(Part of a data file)
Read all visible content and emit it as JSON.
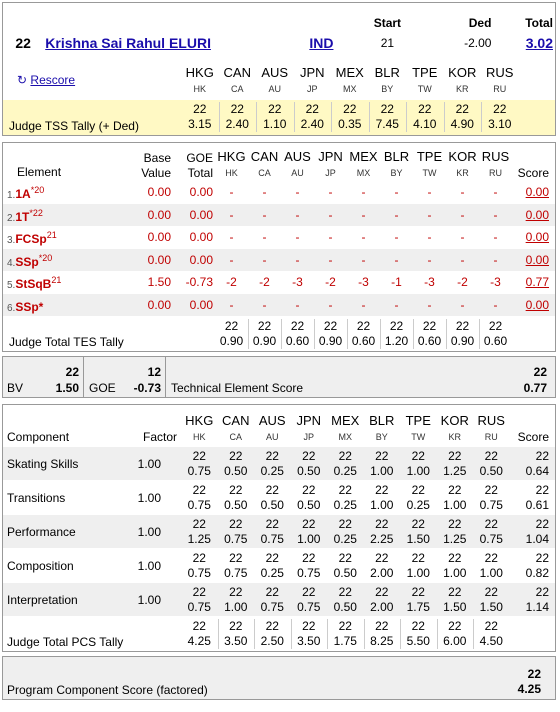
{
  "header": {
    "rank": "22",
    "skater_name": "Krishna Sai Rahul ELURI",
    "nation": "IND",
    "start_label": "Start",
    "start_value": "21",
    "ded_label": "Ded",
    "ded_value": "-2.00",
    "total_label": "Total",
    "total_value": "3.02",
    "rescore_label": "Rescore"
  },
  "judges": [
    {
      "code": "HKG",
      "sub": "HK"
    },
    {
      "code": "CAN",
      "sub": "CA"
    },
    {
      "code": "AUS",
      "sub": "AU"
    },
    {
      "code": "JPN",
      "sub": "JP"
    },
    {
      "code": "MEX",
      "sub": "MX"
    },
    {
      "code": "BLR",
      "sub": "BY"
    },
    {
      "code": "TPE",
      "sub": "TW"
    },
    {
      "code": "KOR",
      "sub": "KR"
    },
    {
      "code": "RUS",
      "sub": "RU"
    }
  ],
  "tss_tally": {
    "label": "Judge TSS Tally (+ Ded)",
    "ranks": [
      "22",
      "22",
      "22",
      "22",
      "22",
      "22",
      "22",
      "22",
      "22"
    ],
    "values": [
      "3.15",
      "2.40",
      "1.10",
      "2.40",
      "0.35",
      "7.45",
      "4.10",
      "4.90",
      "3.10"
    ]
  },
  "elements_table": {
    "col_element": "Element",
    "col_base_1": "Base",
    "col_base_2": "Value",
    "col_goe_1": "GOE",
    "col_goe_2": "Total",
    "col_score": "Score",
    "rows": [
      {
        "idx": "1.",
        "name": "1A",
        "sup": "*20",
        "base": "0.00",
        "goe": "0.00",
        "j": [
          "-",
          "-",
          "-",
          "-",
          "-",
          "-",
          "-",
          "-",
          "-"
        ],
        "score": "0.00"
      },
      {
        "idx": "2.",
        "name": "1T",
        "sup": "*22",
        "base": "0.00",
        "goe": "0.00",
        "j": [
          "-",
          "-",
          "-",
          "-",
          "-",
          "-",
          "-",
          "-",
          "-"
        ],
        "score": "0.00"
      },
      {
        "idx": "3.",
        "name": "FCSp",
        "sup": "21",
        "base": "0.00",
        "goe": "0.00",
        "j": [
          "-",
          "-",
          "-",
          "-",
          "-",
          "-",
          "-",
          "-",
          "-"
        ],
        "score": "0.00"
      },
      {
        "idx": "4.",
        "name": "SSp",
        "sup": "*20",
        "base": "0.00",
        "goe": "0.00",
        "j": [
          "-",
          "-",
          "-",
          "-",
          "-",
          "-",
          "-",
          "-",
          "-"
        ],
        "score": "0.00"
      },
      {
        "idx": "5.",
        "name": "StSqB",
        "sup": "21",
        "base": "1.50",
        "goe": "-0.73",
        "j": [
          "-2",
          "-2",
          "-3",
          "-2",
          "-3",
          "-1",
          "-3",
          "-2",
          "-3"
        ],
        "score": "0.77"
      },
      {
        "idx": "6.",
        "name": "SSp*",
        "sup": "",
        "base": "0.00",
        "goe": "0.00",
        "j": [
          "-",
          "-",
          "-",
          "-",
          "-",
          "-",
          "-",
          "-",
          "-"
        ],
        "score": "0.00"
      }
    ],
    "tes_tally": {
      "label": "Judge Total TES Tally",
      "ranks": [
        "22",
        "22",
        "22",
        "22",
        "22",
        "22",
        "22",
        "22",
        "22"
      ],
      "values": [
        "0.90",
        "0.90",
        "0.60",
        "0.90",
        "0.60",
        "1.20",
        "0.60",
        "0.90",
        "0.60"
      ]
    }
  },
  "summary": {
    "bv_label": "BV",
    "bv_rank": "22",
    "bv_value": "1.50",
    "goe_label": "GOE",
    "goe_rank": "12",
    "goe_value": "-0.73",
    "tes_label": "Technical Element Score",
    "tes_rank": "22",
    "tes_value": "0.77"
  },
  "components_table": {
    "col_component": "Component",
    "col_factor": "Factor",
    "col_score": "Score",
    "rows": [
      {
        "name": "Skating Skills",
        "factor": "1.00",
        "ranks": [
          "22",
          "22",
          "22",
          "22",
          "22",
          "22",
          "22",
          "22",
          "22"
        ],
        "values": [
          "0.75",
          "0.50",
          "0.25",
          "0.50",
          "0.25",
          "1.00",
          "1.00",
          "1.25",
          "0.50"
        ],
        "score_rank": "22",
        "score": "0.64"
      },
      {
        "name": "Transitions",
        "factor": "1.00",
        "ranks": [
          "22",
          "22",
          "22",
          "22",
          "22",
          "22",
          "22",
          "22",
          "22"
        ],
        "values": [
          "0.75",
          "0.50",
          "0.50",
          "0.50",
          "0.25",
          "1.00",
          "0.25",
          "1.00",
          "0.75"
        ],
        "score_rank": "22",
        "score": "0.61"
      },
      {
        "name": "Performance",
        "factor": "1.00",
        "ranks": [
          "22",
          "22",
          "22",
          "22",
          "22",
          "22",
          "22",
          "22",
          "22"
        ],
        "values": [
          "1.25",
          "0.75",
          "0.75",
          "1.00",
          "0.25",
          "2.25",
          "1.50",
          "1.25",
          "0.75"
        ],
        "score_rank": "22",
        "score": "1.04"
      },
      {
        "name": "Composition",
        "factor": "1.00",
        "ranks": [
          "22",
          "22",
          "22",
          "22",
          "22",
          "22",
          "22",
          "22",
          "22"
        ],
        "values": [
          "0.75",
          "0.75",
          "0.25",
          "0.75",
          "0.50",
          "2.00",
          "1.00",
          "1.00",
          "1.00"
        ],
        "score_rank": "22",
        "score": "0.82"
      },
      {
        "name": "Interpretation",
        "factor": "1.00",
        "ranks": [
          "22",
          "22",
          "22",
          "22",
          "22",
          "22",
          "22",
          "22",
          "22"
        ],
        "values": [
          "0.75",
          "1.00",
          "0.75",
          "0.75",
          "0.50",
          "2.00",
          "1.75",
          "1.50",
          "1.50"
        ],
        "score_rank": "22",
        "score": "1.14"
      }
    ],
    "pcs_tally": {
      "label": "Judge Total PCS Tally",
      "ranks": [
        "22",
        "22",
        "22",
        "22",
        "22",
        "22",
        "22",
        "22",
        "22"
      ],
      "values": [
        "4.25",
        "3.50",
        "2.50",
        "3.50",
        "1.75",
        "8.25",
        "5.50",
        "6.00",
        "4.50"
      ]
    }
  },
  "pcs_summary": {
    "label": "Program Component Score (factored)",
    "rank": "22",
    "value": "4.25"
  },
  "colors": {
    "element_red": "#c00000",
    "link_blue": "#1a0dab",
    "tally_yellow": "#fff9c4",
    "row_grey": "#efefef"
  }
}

Aim of the task: Retype the records exactly. Any image in them should not appear in what you write.

Exercise solution:
Read all visible content and emit it as JSON.
{
  "header": {
    "rank": "22",
    "skater_name": "Krishna Sai Rahul ELURI",
    "nation": "IND",
    "start_label": "Start",
    "start_value": "21",
    "ded_label": "Ded",
    "ded_value": "-2.00",
    "total_label": "Total",
    "total_value": "3.02",
    "rescore_label": "Rescore"
  },
  "judges": [
    {
      "code": "HKG",
      "sub": "HK"
    },
    {
      "code": "CAN",
      "sub": "CA"
    },
    {
      "code": "AUS",
      "sub": "AU"
    },
    {
      "code": "JPN",
      "sub": "JP"
    },
    {
      "code": "MEX",
      "sub": "MX"
    },
    {
      "code": "BLR",
      "sub": "BY"
    },
    {
      "code": "TPE",
      "sub": "TW"
    },
    {
      "code": "KOR",
      "sub": "KR"
    },
    {
      "code": "RUS",
      "sub": "RU"
    }
  ],
  "tss_tally": {
    "label": "Judge TSS Tally (+ Ded)",
    "ranks": [
      "22",
      "22",
      "22",
      "22",
      "22",
      "22",
      "22",
      "22",
      "22"
    ],
    "values": [
      "3.15",
      "2.40",
      "1.10",
      "2.40",
      "0.35",
      "7.45",
      "4.10",
      "4.90",
      "3.10"
    ]
  },
  "elements_table": {
    "col_element": "Element",
    "col_base_1": "Base",
    "col_base_2": "Value",
    "col_goe_1": "GOE",
    "col_goe_2": "Total",
    "col_score": "Score",
    "rows": [
      {
        "idx": "1.",
        "name": "1A",
        "sup": "*20",
        "base": "0.00",
        "goe": "0.00",
        "j": [
          "-",
          "-",
          "-",
          "-",
          "-",
          "-",
          "-",
          "-",
          "-"
        ],
        "score": "0.00"
      },
      {
        "idx": "2.",
        "name": "1T",
        "sup": "*22",
        "base": "0.00",
        "goe": "0.00",
        "j": [
          "-",
          "-",
          "-",
          "-",
          "-",
          "-",
          "-",
          "-",
          "-"
        ],
        "score": "0.00"
      },
      {
        "idx": "3.",
        "name": "FCSp",
        "sup": "21",
        "base": "0.00",
        "goe": "0.00",
        "j": [
          "-",
          "-",
          "-",
          "-",
          "-",
          "-",
          "-",
          "-",
          "-"
        ],
        "score": "0.00"
      },
      {
        "idx": "4.",
        "name": "SSp",
        "sup": "*20",
        "base": "0.00",
        "goe": "0.00",
        "j": [
          "-",
          "-",
          "-",
          "-",
          "-",
          "-",
          "-",
          "-",
          "-"
        ],
        "score": "0.00"
      },
      {
        "idx": "5.",
        "name": "StSqB",
        "sup": "21",
        "base": "1.50",
        "goe": "-0.73",
        "j": [
          "-2",
          "-2",
          "-3",
          "-2",
          "-3",
          "-1",
          "-3",
          "-2",
          "-3"
        ],
        "score": "0.77"
      },
      {
        "idx": "6.",
        "name": "SSp*",
        "sup": "",
        "base": "0.00",
        "goe": "0.00",
        "j": [
          "-",
          "-",
          "-",
          "-",
          "-",
          "-",
          "-",
          "-",
          "-"
        ],
        "score": "0.00"
      }
    ],
    "tes_tally": {
      "label": "Judge Total TES Tally",
      "ranks": [
        "22",
        "22",
        "22",
        "22",
        "22",
        "22",
        "22",
        "22",
        "22"
      ],
      "values": [
        "0.90",
        "0.90",
        "0.60",
        "0.90",
        "0.60",
        "1.20",
        "0.60",
        "0.90",
        "0.60"
      ]
    }
  },
  "summary": {
    "bv_label": "BV",
    "bv_rank": "22",
    "bv_value": "1.50",
    "goe_label": "GOE",
    "goe_rank": "12",
    "goe_value": "-0.73",
    "tes_label": "Technical Element Score",
    "tes_rank": "22",
    "tes_value": "0.77"
  },
  "components_table": {
    "col_component": "Component",
    "col_factor": "Factor",
    "col_score": "Score",
    "rows": [
      {
        "name": "Skating Skills",
        "factor": "1.00",
        "ranks": [
          "22",
          "22",
          "22",
          "22",
          "22",
          "22",
          "22",
          "22",
          "22"
        ],
        "values": [
          "0.75",
          "0.50",
          "0.25",
          "0.50",
          "0.25",
          "1.00",
          "1.00",
          "1.25",
          "0.50"
        ],
        "score_rank": "22",
        "score": "0.64"
      },
      {
        "name": "Transitions",
        "factor": "1.00",
        "ranks": [
          "22",
          "22",
          "22",
          "22",
          "22",
          "22",
          "22",
          "22",
          "22"
        ],
        "values": [
          "0.75",
          "0.50",
          "0.50",
          "0.50",
          "0.25",
          "1.00",
          "0.25",
          "1.00",
          "0.75"
        ],
        "score_rank": "22",
        "score": "0.61"
      },
      {
        "name": "Performance",
        "factor": "1.00",
        "ranks": [
          "22",
          "22",
          "22",
          "22",
          "22",
          "22",
          "22",
          "22",
          "22"
        ],
        "values": [
          "1.25",
          "0.75",
          "0.75",
          "1.00",
          "0.25",
          "2.25",
          "1.50",
          "1.25",
          "0.75"
        ],
        "score_rank": "22",
        "score": "1.04"
      },
      {
        "name": "Composition",
        "factor": "1.00",
        "ranks": [
          "22",
          "22",
          "22",
          "22",
          "22",
          "22",
          "22",
          "22",
          "22"
        ],
        "values": [
          "0.75",
          "0.75",
          "0.25",
          "0.75",
          "0.50",
          "2.00",
          "1.00",
          "1.00",
          "1.00"
        ],
        "score_rank": "22",
        "score": "0.82"
      },
      {
        "name": "Interpretation",
        "factor": "1.00",
        "ranks": [
          "22",
          "22",
          "22",
          "22",
          "22",
          "22",
          "22",
          "22",
          "22"
        ],
        "values": [
          "0.75",
          "1.00",
          "0.75",
          "0.75",
          "0.50",
          "2.00",
          "1.75",
          "1.50",
          "1.50"
        ],
        "score_rank": "22",
        "score": "1.14"
      }
    ],
    "pcs_tally": {
      "label": "Judge Total PCS Tally",
      "ranks": [
        "22",
        "22",
        "22",
        "22",
        "22",
        "22",
        "22",
        "22",
        "22"
      ],
      "values": [
        "4.25",
        "3.50",
        "2.50",
        "3.50",
        "1.75",
        "8.25",
        "5.50",
        "6.00",
        "4.50"
      ]
    }
  },
  "pcs_summary": {
    "label": "Program Component Score (factored)",
    "rank": "22",
    "value": "4.25"
  },
  "colors": {
    "element_red": "#c00000",
    "link_blue": "#1a0dab",
    "tally_yellow": "#fff9c4",
    "row_grey": "#efefef"
  }
}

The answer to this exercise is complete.